In the listing that follows, count each line where the word "value" appears; write nothing but the count.

◆ **EXTRACTED RECORDS**
------
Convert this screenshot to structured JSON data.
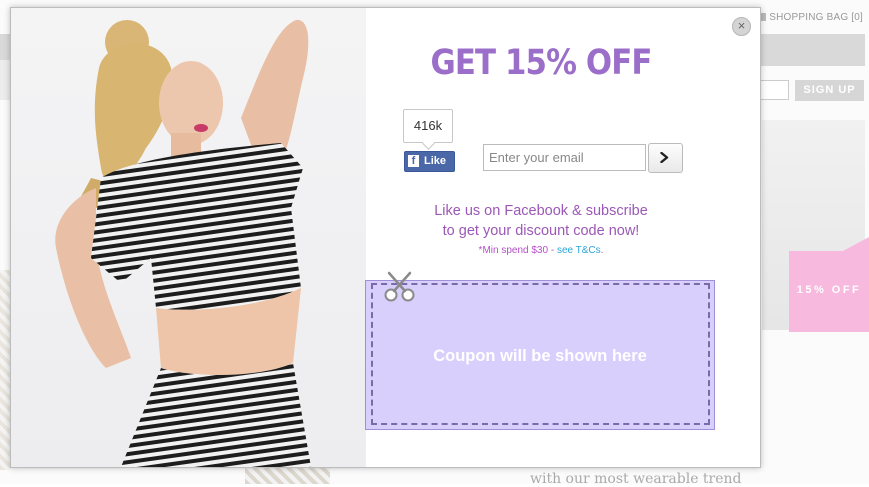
{
  "background": {
    "shopping_bag_label": "SHOPPING BAG [0]",
    "signup_label": "SIGN UP",
    "promo_tab_label": "15% OFF",
    "bottom_text": "with our most wearable trend"
  },
  "modal": {
    "headline": "GET 15% OFF",
    "close_label": "×",
    "facebook": {
      "like_count": "416k",
      "like_label": "Like",
      "f_glyph": "f"
    },
    "email": {
      "placeholder": "Enter your email",
      "value": ""
    },
    "submit_icon": "chevron-right-icon",
    "subscribe_text_line1": "Like us on Facebook & subscribe",
    "subscribe_text_line2": "to get your discount code now!",
    "min_spend_text": "*Min spend $30 - ",
    "tc_link": "see T&Cs",
    "tc_suffix": ".",
    "coupon_placeholder": "Coupon will be shown here"
  },
  "colors": {
    "headline": "#9b6fc9",
    "coupon_bg": "#d8cffd",
    "promo_tab": "#f7b9de",
    "facebook": "#4a67a8"
  }
}
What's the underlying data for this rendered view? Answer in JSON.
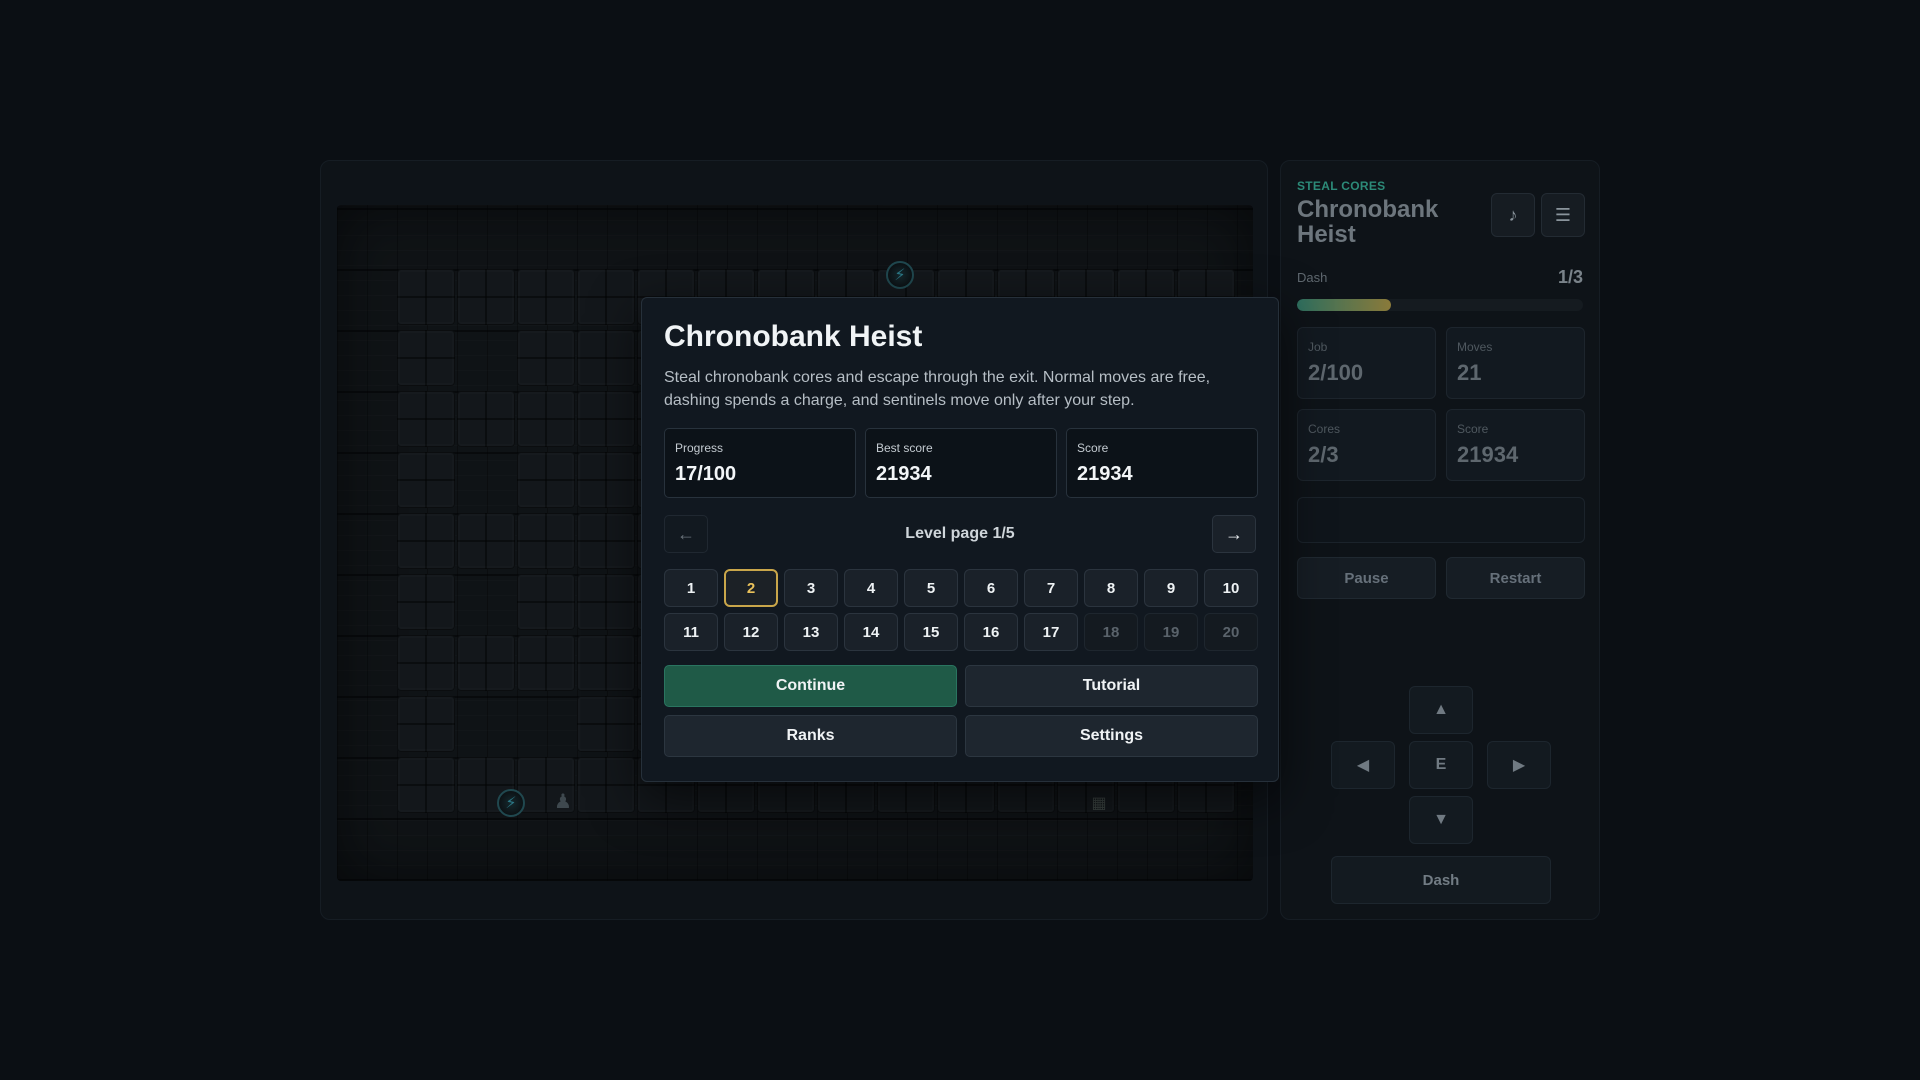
{
  "board": {
    "rows": [
      [
        1,
        1,
        1,
        1,
        1,
        1,
        1,
        1,
        1,
        1,
        1,
        1,
        1,
        1
      ],
      [
        1,
        0,
        1,
        1,
        1,
        1,
        1,
        1,
        1,
        1,
        1,
        1,
        1,
        1
      ],
      [
        1,
        1,
        1,
        1,
        1,
        1,
        1,
        1,
        1,
        1,
        1,
        1,
        1,
        1
      ],
      [
        1,
        0,
        1,
        1,
        1,
        1,
        1,
        1,
        1,
        1,
        1,
        1,
        1,
        1
      ],
      [
        1,
        1,
        1,
        1,
        1,
        1,
        1,
        1,
        1,
        1,
        1,
        1,
        1,
        1
      ],
      [
        1,
        0,
        1,
        1,
        1,
        1,
        1,
        1,
        1,
        1,
        1,
        1,
        1,
        1
      ],
      [
        1,
        1,
        1,
        1,
        1,
        1,
        1,
        1,
        1,
        1,
        1,
        1,
        1,
        1
      ],
      [
        1,
        0,
        0,
        1,
        1,
        1,
        1,
        1,
        1,
        1,
        1,
        1,
        1,
        1
      ],
      [
        1,
        1,
        1,
        1,
        1,
        1,
        1,
        1,
        1,
        1,
        1,
        1,
        1,
        1
      ]
    ]
  },
  "panel": {
    "eyebrow": "STEAL CORES",
    "title": "Chronobank Heist",
    "music_icon": "music-note-icon",
    "menu_icon": "hamburger-menu-icon",
    "dash_label": "Dash",
    "dash_count": "1/3",
    "dash_fraction": 0.33,
    "stats": [
      {
        "label": "Job",
        "value": "2/100"
      },
      {
        "label": "Moves",
        "value": "21"
      },
      {
        "label": "Cores",
        "value": "2/3"
      },
      {
        "label": "Score",
        "value": "21934"
      }
    ],
    "pause_label": "Pause",
    "restart_label": "Restart",
    "pad": {
      "up": "▲",
      "left": "◀",
      "center": "E",
      "right": "▶",
      "down": "▼"
    },
    "dash_button": "Dash"
  },
  "modal": {
    "title": "Chronobank Heist",
    "description": "Steal chronobank cores and escape through the exit. Normal moves are free, dashing spends a charge, and sentinels move only after your step.",
    "stats": [
      {
        "label": "Progress",
        "value": "17/100"
      },
      {
        "label": "Best score",
        "value": "21934"
      },
      {
        "label": "Score",
        "value": "21934"
      }
    ],
    "pager": {
      "prev": "←",
      "next": "→",
      "label": "Level page 1/5"
    },
    "levels": [
      {
        "n": "1",
        "state": "open"
      },
      {
        "n": "2",
        "state": "selected"
      },
      {
        "n": "3",
        "state": "open"
      },
      {
        "n": "4",
        "state": "open"
      },
      {
        "n": "5",
        "state": "open"
      },
      {
        "n": "6",
        "state": "open"
      },
      {
        "n": "7",
        "state": "open"
      },
      {
        "n": "8",
        "state": "open"
      },
      {
        "n": "9",
        "state": "open"
      },
      {
        "n": "10",
        "state": "open"
      },
      {
        "n": "11",
        "state": "open"
      },
      {
        "n": "12",
        "state": "open"
      },
      {
        "n": "13",
        "state": "open"
      },
      {
        "n": "14",
        "state": "open"
      },
      {
        "n": "15",
        "state": "open"
      },
      {
        "n": "16",
        "state": "open"
      },
      {
        "n": "17",
        "state": "open"
      },
      {
        "n": "18",
        "state": "locked"
      },
      {
        "n": "19",
        "state": "locked"
      },
      {
        "n": "20",
        "state": "locked"
      }
    ],
    "actions": {
      "continue": "Continue",
      "tutorial": "Tutorial",
      "ranks": "Ranks",
      "settings": "Settings"
    }
  },
  "colors": {
    "accent": "#1f5a47",
    "selected": "#c9a64a",
    "eyebrow": "#2c8a78"
  }
}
------
◆ **FINISHED TASK**
8